* _EXERCISE PROMPT_
Find each line holding "ylabel" and copy it out.

___ INPUT RECORDS

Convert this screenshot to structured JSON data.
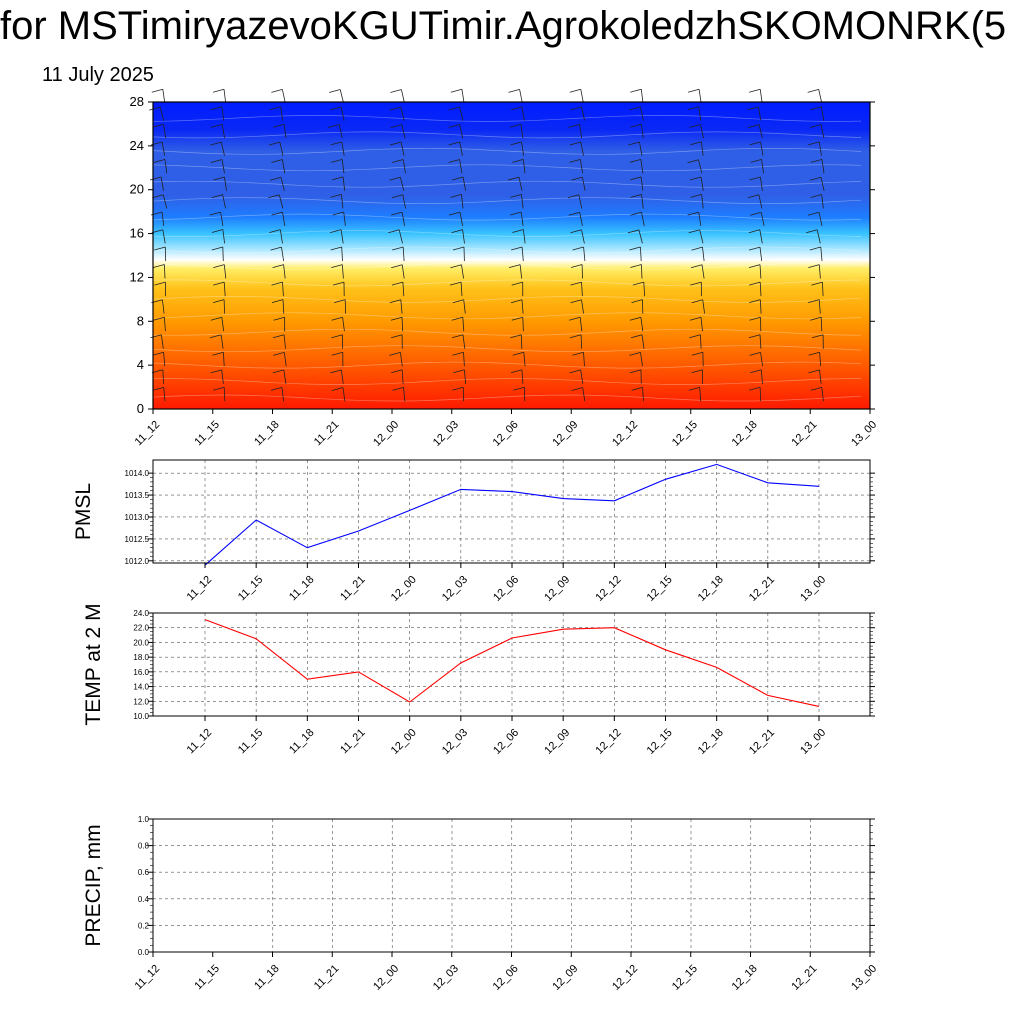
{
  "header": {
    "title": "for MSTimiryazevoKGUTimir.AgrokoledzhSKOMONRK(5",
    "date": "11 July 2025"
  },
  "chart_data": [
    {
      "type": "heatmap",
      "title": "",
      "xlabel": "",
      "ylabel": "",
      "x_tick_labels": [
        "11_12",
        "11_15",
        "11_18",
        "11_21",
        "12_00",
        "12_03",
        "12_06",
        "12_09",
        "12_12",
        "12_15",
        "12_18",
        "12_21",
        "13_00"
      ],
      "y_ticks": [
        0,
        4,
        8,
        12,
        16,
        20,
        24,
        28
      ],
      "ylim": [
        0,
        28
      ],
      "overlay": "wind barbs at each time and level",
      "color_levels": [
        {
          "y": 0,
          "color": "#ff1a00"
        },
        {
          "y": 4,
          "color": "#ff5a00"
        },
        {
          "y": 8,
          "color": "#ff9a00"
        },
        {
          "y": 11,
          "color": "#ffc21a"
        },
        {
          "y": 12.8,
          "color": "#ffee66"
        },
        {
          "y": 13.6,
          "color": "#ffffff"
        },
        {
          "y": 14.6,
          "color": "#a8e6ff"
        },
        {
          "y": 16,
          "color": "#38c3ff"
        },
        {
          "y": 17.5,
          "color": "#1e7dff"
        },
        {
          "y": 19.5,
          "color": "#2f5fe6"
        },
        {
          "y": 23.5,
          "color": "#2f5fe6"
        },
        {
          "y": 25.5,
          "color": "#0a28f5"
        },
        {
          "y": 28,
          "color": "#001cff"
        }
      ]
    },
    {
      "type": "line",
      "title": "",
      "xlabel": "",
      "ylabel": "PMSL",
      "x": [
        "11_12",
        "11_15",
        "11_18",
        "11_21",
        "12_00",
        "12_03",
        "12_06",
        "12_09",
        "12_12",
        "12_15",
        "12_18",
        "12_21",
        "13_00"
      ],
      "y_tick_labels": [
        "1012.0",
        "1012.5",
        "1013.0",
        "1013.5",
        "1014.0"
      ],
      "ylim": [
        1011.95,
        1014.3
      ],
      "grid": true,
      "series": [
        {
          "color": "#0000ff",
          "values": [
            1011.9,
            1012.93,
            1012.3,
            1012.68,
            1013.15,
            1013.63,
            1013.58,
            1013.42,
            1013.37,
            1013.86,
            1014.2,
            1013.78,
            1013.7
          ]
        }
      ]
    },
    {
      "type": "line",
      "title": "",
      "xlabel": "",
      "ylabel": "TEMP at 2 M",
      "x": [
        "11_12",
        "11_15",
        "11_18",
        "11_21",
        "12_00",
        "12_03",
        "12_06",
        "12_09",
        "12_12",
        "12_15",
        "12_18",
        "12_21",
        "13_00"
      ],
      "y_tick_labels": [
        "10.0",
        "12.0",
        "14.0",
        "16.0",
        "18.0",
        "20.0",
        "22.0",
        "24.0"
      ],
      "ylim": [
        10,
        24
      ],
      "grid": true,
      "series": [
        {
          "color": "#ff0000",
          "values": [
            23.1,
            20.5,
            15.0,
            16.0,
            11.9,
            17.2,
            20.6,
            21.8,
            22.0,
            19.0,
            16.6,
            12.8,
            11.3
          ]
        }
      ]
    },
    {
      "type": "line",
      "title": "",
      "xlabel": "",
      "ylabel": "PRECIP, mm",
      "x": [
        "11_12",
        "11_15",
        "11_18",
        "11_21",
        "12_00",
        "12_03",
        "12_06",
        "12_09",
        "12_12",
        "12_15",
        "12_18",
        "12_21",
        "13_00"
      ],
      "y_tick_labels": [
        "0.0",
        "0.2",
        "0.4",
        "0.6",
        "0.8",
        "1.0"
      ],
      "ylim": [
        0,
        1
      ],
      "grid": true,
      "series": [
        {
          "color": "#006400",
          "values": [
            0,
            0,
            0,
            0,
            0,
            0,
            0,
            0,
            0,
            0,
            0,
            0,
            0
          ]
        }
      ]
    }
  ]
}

______

* _WRITTEN RESPONSE_
      "ylabel": "",
      "ylabel": "PMSL",
      "ylabel": "TEMP at 2 M",
      "ylabel": "PRECIP, mm",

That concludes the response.